[Task description]: Starting with the first line of the material and going on through the line with "prompt-line-2-end: assistant that", write those lines out again with "screenshot" swapped for "image" and everything else left as it is.

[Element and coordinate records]
start

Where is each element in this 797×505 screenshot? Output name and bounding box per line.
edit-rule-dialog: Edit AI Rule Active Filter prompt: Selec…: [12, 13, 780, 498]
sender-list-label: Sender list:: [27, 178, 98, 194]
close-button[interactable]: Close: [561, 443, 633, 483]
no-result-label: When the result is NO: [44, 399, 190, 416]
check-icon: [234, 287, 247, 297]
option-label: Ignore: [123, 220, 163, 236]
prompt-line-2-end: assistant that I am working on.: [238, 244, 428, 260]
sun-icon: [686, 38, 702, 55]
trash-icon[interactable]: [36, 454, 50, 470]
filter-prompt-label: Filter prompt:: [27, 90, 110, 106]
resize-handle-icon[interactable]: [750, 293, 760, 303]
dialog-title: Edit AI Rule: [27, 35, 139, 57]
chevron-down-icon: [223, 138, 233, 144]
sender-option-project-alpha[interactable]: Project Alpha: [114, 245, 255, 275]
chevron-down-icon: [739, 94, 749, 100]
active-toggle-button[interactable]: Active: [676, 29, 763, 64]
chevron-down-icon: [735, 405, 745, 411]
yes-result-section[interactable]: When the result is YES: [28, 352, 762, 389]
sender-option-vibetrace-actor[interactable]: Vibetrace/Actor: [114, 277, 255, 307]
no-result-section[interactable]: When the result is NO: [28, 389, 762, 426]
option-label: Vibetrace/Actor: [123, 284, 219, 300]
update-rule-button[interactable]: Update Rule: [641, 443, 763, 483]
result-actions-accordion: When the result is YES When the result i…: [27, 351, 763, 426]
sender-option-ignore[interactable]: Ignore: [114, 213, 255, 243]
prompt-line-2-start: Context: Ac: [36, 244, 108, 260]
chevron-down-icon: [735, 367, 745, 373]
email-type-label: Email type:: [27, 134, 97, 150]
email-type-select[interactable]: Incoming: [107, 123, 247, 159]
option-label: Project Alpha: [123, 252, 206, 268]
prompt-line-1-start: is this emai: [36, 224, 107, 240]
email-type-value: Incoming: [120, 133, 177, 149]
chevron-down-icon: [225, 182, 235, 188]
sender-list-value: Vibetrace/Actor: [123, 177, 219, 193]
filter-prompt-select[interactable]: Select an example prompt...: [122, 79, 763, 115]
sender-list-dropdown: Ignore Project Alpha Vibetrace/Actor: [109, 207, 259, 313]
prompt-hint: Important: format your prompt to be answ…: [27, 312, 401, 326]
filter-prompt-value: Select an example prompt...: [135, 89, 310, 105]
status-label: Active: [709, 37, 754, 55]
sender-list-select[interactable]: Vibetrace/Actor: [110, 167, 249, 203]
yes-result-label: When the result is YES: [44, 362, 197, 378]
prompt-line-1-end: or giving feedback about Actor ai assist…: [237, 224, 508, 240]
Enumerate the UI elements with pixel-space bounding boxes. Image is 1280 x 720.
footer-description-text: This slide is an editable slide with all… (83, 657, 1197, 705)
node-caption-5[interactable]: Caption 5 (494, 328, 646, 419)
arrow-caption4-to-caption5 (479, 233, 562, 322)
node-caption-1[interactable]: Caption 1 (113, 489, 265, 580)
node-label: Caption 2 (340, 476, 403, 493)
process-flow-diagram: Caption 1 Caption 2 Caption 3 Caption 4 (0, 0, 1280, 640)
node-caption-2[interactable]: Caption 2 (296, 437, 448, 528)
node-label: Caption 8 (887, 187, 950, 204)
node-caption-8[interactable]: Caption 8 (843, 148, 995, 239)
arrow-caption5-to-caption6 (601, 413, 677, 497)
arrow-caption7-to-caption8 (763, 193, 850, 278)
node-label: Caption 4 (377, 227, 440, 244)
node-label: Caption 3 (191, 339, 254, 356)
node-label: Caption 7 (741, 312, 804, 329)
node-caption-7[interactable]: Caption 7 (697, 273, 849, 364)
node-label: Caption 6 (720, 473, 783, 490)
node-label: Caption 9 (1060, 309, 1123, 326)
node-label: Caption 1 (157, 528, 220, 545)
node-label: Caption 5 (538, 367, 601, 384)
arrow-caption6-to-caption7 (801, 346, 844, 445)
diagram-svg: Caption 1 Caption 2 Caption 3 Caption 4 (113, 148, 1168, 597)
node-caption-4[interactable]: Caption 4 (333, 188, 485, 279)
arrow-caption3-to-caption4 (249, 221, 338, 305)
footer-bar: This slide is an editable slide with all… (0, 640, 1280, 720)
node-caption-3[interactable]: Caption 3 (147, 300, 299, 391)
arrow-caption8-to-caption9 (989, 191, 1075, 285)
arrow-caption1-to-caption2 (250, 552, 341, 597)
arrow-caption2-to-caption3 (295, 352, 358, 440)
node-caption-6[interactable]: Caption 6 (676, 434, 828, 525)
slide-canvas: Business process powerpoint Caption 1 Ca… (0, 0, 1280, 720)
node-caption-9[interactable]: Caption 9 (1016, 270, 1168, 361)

end

[Task solution]:
Where is each element in this 797×505 image? Output name and bounding box per line.
edit-rule-dialog: Edit AI Rule Active Filter prompt: Selec…: [12, 13, 780, 498]
sender-list-label: Sender list:: [27, 178, 98, 194]
close-button[interactable]: Close: [561, 443, 633, 483]
no-result-label: When the result is NO: [44, 399, 190, 416]
check-icon: [234, 287, 247, 297]
option-label: Ignore: [123, 220, 163, 236]
prompt-line-2-end: assistant that I am working on.: [238, 244, 428, 260]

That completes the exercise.